[Entries with figure data]
============================================================

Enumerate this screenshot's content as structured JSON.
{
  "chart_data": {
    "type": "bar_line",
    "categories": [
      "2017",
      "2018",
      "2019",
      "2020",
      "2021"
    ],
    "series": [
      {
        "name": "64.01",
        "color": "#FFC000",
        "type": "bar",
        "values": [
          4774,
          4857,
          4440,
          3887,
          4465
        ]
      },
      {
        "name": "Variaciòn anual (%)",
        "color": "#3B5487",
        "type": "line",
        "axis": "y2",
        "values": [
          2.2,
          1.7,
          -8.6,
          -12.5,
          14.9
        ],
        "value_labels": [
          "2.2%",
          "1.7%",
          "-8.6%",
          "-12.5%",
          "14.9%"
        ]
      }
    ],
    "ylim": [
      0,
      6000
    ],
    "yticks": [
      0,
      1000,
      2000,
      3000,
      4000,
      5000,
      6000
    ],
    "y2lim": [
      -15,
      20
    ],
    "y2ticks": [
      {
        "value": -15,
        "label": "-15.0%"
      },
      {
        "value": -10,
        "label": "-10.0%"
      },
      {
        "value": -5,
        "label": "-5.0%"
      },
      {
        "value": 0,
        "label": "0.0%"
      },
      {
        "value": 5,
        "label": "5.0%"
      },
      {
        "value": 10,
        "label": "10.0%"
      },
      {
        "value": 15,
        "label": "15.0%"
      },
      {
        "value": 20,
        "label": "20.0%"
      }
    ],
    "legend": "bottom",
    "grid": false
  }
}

============================================================

SET TASK: Copy out every line of the data above, exactly as given.

RESULT BELOW:
Enumerate this screenshot's content as structured JSON.
{
  "chart_data": {
    "type": "bar_line",
    "categories": [
      "2017",
      "2018",
      "2019",
      "2020",
      "2021"
    ],
    "series": [
      {
        "name": "64.01",
        "color": "#FFC000",
        "type": "bar",
        "values": [
          4774,
          4857,
          4440,
          3887,
          4465
        ]
      },
      {
        "name": "Variaciòn anual (%)",
        "color": "#3B5487",
        "type": "line",
        "axis": "y2",
        "values": [
          2.2,
          1.7,
          -8.6,
          -12.5,
          14.9
        ],
        "value_labels": [
          "2.2%",
          "1.7%",
          "-8.6%",
          "-12.5%",
          "14.9%"
        ]
      }
    ],
    "ylim": [
      0,
      6000
    ],
    "yticks": [
      0,
      1000,
      2000,
      3000,
      4000,
      5000,
      6000
    ],
    "y2lim": [
      -15,
      20
    ],
    "y2ticks": [
      {
        "value": -15,
        "label": "-15.0%"
      },
      {
        "value": -10,
        "label": "-10.0%"
      },
      {
        "value": -5,
        "label": "-5.0%"
      },
      {
        "value": 0,
        "label": "0.0%"
      },
      {
        "value": 5,
        "label": "5.0%"
      },
      {
        "value": 10,
        "label": "10.0%"
      },
      {
        "value": 15,
        "label": "15.0%"
      },
      {
        "value": 20,
        "label": "20.0%"
      }
    ],
    "legend": "bottom",
    "grid": false
  }
}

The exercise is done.